- [Source records]
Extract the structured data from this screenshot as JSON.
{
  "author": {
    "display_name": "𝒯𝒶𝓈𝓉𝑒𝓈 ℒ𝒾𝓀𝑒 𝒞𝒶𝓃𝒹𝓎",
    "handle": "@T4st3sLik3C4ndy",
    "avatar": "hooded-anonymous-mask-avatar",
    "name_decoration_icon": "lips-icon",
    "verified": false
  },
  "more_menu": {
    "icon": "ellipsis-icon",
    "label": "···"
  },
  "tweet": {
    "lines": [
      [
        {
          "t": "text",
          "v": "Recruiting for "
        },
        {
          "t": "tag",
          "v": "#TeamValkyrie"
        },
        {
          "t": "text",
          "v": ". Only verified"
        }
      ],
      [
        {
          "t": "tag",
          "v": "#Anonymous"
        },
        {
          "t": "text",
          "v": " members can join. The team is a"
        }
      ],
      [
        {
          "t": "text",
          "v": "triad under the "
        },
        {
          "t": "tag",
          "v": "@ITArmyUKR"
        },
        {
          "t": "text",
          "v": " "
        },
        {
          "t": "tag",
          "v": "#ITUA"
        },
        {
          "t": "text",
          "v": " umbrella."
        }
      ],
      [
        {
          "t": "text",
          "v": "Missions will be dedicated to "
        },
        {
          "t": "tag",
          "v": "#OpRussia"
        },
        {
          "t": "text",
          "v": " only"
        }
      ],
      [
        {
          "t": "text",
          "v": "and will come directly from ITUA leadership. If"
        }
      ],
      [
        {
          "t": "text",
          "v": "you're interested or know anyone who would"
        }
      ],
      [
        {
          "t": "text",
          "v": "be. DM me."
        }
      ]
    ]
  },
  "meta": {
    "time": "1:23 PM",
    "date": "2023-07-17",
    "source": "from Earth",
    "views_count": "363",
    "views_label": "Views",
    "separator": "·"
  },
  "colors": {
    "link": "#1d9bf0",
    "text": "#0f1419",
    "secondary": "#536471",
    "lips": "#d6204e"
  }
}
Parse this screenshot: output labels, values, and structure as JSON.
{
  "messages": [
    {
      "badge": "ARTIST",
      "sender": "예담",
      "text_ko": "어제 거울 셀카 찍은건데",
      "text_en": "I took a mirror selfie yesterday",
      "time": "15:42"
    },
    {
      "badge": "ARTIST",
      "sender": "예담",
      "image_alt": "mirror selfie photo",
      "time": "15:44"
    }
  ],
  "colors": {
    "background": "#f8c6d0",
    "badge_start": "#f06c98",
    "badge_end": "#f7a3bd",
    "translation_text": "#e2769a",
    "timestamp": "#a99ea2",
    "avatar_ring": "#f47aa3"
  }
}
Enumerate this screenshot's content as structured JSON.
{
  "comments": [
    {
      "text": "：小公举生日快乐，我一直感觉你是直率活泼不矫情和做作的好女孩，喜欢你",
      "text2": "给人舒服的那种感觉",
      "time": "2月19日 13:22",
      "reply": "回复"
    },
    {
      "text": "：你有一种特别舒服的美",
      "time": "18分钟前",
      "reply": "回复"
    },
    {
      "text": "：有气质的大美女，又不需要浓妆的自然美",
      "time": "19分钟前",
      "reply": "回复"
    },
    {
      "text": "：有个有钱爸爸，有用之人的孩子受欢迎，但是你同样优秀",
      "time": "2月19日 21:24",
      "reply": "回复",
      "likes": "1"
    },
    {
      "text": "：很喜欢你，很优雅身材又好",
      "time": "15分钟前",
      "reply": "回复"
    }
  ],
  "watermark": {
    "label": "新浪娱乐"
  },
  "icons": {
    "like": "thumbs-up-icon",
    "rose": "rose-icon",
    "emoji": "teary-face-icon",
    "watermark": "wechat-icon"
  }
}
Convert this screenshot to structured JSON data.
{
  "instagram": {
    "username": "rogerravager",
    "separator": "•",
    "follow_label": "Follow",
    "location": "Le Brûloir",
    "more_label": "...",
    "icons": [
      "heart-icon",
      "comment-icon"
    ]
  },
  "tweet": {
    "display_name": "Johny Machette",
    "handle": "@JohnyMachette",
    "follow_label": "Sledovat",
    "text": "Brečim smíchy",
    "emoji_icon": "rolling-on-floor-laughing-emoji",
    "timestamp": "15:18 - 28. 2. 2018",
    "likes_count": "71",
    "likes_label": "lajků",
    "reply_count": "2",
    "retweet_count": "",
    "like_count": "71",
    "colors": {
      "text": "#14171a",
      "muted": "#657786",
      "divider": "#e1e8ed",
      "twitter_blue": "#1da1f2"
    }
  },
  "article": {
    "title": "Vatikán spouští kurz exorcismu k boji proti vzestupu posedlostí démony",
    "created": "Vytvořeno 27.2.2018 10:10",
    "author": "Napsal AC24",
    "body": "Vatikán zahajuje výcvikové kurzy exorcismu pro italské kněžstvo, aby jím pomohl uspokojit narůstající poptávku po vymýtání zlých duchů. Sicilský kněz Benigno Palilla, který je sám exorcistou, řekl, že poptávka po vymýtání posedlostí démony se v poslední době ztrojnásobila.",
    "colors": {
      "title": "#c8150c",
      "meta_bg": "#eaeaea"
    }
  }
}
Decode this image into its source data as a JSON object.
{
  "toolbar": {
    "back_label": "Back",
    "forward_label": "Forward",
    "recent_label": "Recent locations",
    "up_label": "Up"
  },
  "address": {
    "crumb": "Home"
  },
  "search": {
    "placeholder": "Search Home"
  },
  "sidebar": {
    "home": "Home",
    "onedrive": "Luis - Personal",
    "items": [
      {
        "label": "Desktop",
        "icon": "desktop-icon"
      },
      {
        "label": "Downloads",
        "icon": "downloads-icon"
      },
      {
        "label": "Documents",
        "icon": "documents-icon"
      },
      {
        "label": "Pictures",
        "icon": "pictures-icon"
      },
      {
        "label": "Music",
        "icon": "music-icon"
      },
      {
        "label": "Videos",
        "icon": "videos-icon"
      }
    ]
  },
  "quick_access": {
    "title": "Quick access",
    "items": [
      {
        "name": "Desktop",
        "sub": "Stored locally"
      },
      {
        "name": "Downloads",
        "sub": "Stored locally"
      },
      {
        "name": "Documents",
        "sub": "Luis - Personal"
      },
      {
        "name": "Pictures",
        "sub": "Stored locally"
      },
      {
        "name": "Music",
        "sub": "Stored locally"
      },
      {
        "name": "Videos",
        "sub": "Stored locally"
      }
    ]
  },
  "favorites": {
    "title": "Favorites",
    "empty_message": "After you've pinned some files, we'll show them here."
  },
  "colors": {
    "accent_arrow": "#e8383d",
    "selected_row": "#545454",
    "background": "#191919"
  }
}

- [Exercise requirements] Copy the records above exactly as they appear.

- [Answer below]
Extract the structured data from this screenshot as JSON.
{
  "author": {
    "display_name": "𝒯𝒶𝓈𝓉𝑒𝓈 ℒ𝒾𝓀𝑒 𝒞𝒶𝓃𝒹𝓎",
    "handle": "@T4st3sLik3C4ndy",
    "avatar": "hooded-anonymous-mask-avatar",
    "name_decoration_icon": "lips-icon",
    "verified": false
  },
  "more_menu": {
    "icon": "ellipsis-icon",
    "label": "···"
  },
  "tweet": {
    "lines": [
      [
        {
          "t": "text",
          "v": "Recruiting for "
        },
        {
          "t": "tag",
          "v": "#TeamValkyrie"
        },
        {
          "t": "text",
          "v": ". Only verified"
        }
      ],
      [
        {
          "t": "tag",
          "v": "#Anonymous"
        },
        {
          "t": "text",
          "v": " members can join. The team is a"
        }
      ],
      [
        {
          "t": "text",
          "v": "triad under the "
        },
        {
          "t": "tag",
          "v": "@ITArmyUKR"
        },
        {
          "t": "text",
          "v": " "
        },
        {
          "t": "tag",
          "v": "#ITUA"
        },
        {
          "t": "text",
          "v": " umbrella."
        }
      ],
      [
        {
          "t": "text",
          "v": "Missions will be dedicated to "
        },
        {
          "t": "tag",
          "v": "#OpRussia"
        },
        {
          "t": "text",
          "v": " only"
        }
      ],
      [
        {
          "t": "text",
          "v": "and will come directly from ITUA leadership. If"
        }
      ],
      [
        {
          "t": "text",
          "v": "you're interested or know anyone who would"
        }
      ],
      [
        {
          "t": "text",
          "v": "be. DM me."
        }
      ]
    ]
  },
  "meta": {
    "time": "1:23 PM",
    "date": "2023-07-17",
    "source": "from Earth",
    "views_count": "363",
    "views_label": "Views",
    "separator": "·"
  },
  "colors": {
    "link": "#1d9bf0",
    "text": "#0f1419",
    "secondary": "#536471",
    "lips": "#d6204e"
  }
}
Parse this screenshot: output labels, values, and structure as JSON.
{
  "messages": [
    {
      "badge": "ARTIST",
      "sender": "예담",
      "text_ko": "어제 거울 셀카 찍은건데",
      "text_en": "I took a mirror selfie yesterday",
      "time": "15:42"
    },
    {
      "badge": "ARTIST",
      "sender": "예담",
      "image_alt": "mirror selfie photo",
      "time": "15:44"
    }
  ],
  "colors": {
    "background": "#f8c6d0",
    "badge_start": "#f06c98",
    "badge_end": "#f7a3bd",
    "translation_text": "#e2769a",
    "timestamp": "#a99ea2",
    "avatar_ring": "#f47aa3"
  }
}
Enumerate this screenshot's content as structured JSON.
{
  "comments": [
    {
      "text": "：小公举生日快乐，我一直感觉你是直率活泼不矫情和做作的好女孩，喜欢你",
      "text2": "给人舒服的那种感觉",
      "time": "2月19日 13:22",
      "reply": "回复"
    },
    {
      "text": "：你有一种特别舒服的美",
      "time": "18分钟前",
      "reply": "回复"
    },
    {
      "text": "：有气质的大美女，又不需要浓妆的自然美",
      "time": "19分钟前",
      "reply": "回复"
    },
    {
      "text": "：有个有钱爸爸，有用之人的孩子受欢迎，但是你同样优秀",
      "time": "2月19日 21:24",
      "reply": "回复",
      "likes": "1"
    },
    {
      "text": "：很喜欢你，很优雅身材又好",
      "time": "15分钟前",
      "reply": "回复"
    }
  ],
  "watermark": {
    "label": "新浪娱乐"
  },
  "icons": {
    "like": "thumbs-up-icon",
    "rose": "rose-icon",
    "emoji": "teary-face-icon",
    "watermark": "wechat-icon"
  }
}
Convert this screenshot to structured JSON data.
{
  "instagram": {
    "username": "rogerravager",
    "separator": "•",
    "follow_label": "Follow",
    "location": "Le Brûloir",
    "more_label": "...",
    "icons": [
      "heart-icon",
      "comment-icon"
    ]
  },
  "tweet": {
    "display_name": "Johny Machette",
    "handle": "@JohnyMachette",
    "follow_label": "Sledovat",
    "text": "Brečim smíchy",
    "emoji_icon": "rolling-on-floor-laughing-emoji",
    "timestamp": "15:18 - 28. 2. 2018",
    "likes_count": "71",
    "likes_label": "lajků",
    "reply_count": "2",
    "retweet_count": "",
    "like_count": "71",
    "colors": {
      "text": "#14171a",
      "muted": "#657786",
      "divider": "#e1e8ed",
      "twitter_blue": "#1da1f2"
    }
  },
  "article": {
    "title": "Vatikán spouští kurz exorcismu k boji proti vzestupu posedlostí démony",
    "created": "Vytvořeno 27.2.2018 10:10",
    "author": "Napsal AC24",
    "body": "Vatikán zahajuje výcvikové kurzy exorcismu pro italské kněžstvo, aby jím pomohl uspokojit narůstající poptávku po vymýtání zlých duchů. Sicilský kněz Benigno Palilla, který je sám exorcistou, řekl, že poptávka po vymýtání posedlostí démony se v poslední době ztrojnásobila.",
    "colors": {
      "title": "#c8150c",
      "meta_bg": "#eaeaea"
    }
  }
}
Decode this image into its source data as a JSON object.
{
  "toolbar": {
    "back_label": "Back",
    "forward_label": "Forward",
    "recent_label": "Recent locations",
    "up_label": "Up"
  },
  "address": {
    "crumb": "Home"
  },
  "search": {
    "placeholder": "Search Home"
  },
  "sidebar": {
    "home": "Home",
    "onedrive": "Luis - Personal",
    "items": [
      {
        "label": "Desktop",
        "icon": "desktop-icon"
      },
      {
        "label": "Downloads",
        "icon": "downloads-icon"
      },
      {
        "label": "Documents",
        "icon": "documents-icon"
      },
      {
        "label": "Pictures",
        "icon": "pictures-icon"
      },
      {
        "label": "Music",
        "icon": "music-icon"
      },
      {
        "label": "Videos",
        "icon": "videos-icon"
      }
    ]
  },
  "quick_access": {
    "title": "Quick access",
    "items": [
      {
        "name": "Desktop",
        "sub": "Stored locally"
      },
      {
        "name": "Downloads",
        "sub": "Stored locally"
      },
      {
        "name": "Documents",
        "sub": "Luis - Personal"
      },
      {
        "name": "Pictures",
        "sub": "Stored locally"
      },
      {
        "name": "Music",
        "sub": "Stored locally"
      },
      {
        "name": "Videos",
        "sub": "Stored locally"
      }
    ]
  },
  "favorites": {
    "title": "Favorites",
    "empty_message": "After you've pinned some files, we'll show them here."
  },
  "colors": {
    "accent_arrow": "#e8383d",
    "selected_row": "#545454",
    "background": "#191919"
  }
}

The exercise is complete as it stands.